Goal: Any picture among the records should be left out, please; retype the rest exactly.

[Dataset entries on figures]
- - - - -

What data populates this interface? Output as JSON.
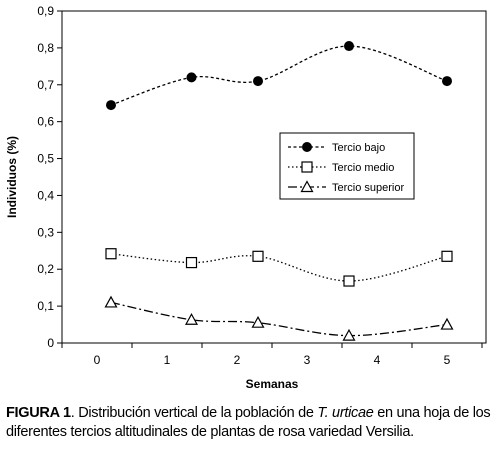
{
  "chart_data": {
    "type": "line",
    "xlabel": "Semanas",
    "ylabel": "Individuos (%)",
    "xlim": [
      0,
      5.5
    ],
    "ylim": [
      0,
      0.9
    ],
    "x_ticks": [
      "0",
      "1",
      "2",
      "3",
      "4",
      "5"
    ],
    "y_ticks": [
      "0",
      "0,1",
      "0,2",
      "0,3",
      "0,4",
      "0,5",
      "0,6",
      "0,7",
      "0,8",
      "0,9"
    ],
    "grid": false,
    "legend_position": "center-right",
    "series": [
      {
        "name": "Tercio bajo",
        "marker": "filled-circle",
        "line_style": "short-dash",
        "x": [
          0.7,
          1.85,
          2.8,
          4.1,
          5.5
        ],
        "values": [
          0.645,
          0.72,
          0.71,
          0.805,
          0.71
        ]
      },
      {
        "name": "Tercio medio",
        "marker": "open-square",
        "line_style": "dotted",
        "x": [
          0.7,
          1.85,
          2.8,
          4.1,
          5.5
        ],
        "values": [
          0.242,
          0.218,
          0.235,
          0.168,
          0.235
        ]
      },
      {
        "name": "Tercio superior",
        "marker": "open-triangle",
        "line_style": "dash-dot",
        "x": [
          0.7,
          1.85,
          2.8,
          4.1,
          5.5
        ],
        "values": [
          0.11,
          0.063,
          0.055,
          0.02,
          0.05
        ]
      }
    ]
  },
  "caption": {
    "label": "FIGURA 1",
    "text_before": ". Distribución vertical de la población de ",
    "species": "T. urticae",
    "text_after": " en una hoja de los diferentes tercios altitudinales de plantas de rosa variedad Versilia."
  }
}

- - - - -

Reply to the exercise:
What data populates this interface? Output as JSON.
{
  "chart_data": {
    "type": "line",
    "xlabel": "Semanas",
    "ylabel": "Individuos (%)",
    "xlim": [
      0,
      5.5
    ],
    "ylim": [
      0,
      0.9
    ],
    "x_ticks": [
      "0",
      "1",
      "2",
      "3",
      "4",
      "5"
    ],
    "y_ticks": [
      "0",
      "0,1",
      "0,2",
      "0,3",
      "0,4",
      "0,5",
      "0,6",
      "0,7",
      "0,8",
      "0,9"
    ],
    "grid": false,
    "legend_position": "center-right",
    "series": [
      {
        "name": "Tercio bajo",
        "marker": "filled-circle",
        "line_style": "short-dash",
        "x": [
          0.7,
          1.85,
          2.8,
          4.1,
          5.5
        ],
        "values": [
          0.645,
          0.72,
          0.71,
          0.805,
          0.71
        ]
      },
      {
        "name": "Tercio medio",
        "marker": "open-square",
        "line_style": "dotted",
        "x": [
          0.7,
          1.85,
          2.8,
          4.1,
          5.5
        ],
        "values": [
          0.242,
          0.218,
          0.235,
          0.168,
          0.235
        ]
      },
      {
        "name": "Tercio superior",
        "marker": "open-triangle",
        "line_style": "dash-dot",
        "x": [
          0.7,
          1.85,
          2.8,
          4.1,
          5.5
        ],
        "values": [
          0.11,
          0.063,
          0.055,
          0.02,
          0.05
        ]
      }
    ]
  },
  "caption": {
    "label": "FIGURA 1",
    "text_before": ". Distribución vertical de la población de ",
    "species": "T. urticae",
    "text_after": " en una hoja de los diferentes tercios altitudinales de plantas de rosa variedad Versilia."
  }
}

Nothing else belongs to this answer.